[Excerpts from a layout annotation set]
## BEGIN

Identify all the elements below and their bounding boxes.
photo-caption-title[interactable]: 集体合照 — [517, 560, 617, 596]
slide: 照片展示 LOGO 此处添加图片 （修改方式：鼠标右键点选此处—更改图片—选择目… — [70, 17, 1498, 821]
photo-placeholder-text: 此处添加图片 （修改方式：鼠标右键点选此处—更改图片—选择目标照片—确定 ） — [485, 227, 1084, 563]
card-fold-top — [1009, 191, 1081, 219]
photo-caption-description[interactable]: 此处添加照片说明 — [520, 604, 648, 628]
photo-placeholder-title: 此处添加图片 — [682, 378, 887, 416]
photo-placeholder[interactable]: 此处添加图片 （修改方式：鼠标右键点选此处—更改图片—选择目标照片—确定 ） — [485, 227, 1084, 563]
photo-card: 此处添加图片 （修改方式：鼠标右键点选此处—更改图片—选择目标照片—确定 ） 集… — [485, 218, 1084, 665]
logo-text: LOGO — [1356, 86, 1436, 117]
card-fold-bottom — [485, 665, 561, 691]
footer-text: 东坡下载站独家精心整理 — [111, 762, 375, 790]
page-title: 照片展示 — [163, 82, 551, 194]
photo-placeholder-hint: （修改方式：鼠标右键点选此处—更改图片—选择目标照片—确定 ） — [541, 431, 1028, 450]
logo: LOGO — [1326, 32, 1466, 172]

## END

**Goal**
Copy every line of the listing above word for word, without changing a single character.

**Exercise output**
Identify all the elements below and their bounding boxes.
photo-caption-title[interactable]: 集体合照 — [517, 560, 617, 596]
slide: 照片展示 LOGO 此处添加图片 （修改方式：鼠标右键点选此处—更改图片—选择目… — [70, 17, 1498, 821]
photo-placeholder-text: 此处添加图片 （修改方式：鼠标右键点选此处—更改图片—选择目标照片—确定 ） — [485, 227, 1084, 563]
card-fold-top — [1009, 191, 1081, 219]
photo-caption-description[interactable]: 此处添加照片说明 — [520, 604, 648, 628]
photo-placeholder-title: 此处添加图片 — [682, 378, 887, 416]
photo-placeholder[interactable]: 此处添加图片 （修改方式：鼠标右键点选此处—更改图片—选择目标照片—确定 ） — [485, 227, 1084, 563]
photo-card: 此处添加图片 （修改方式：鼠标右键点选此处—更改图片—选择目标照片—确定 ） 集… — [485, 218, 1084, 665]
logo-text: LOGO — [1356, 86, 1436, 117]
card-fold-bottom — [485, 665, 561, 691]
footer-text: 东坡下载站独家精心整理 — [111, 762, 375, 790]
page-title: 照片展示 — [163, 82, 551, 194]
photo-placeholder-hint: （修改方式：鼠标右键点选此处—更改图片—选择目标照片—确定 ） — [541, 431, 1028, 450]
logo: LOGO — [1326, 32, 1466, 172]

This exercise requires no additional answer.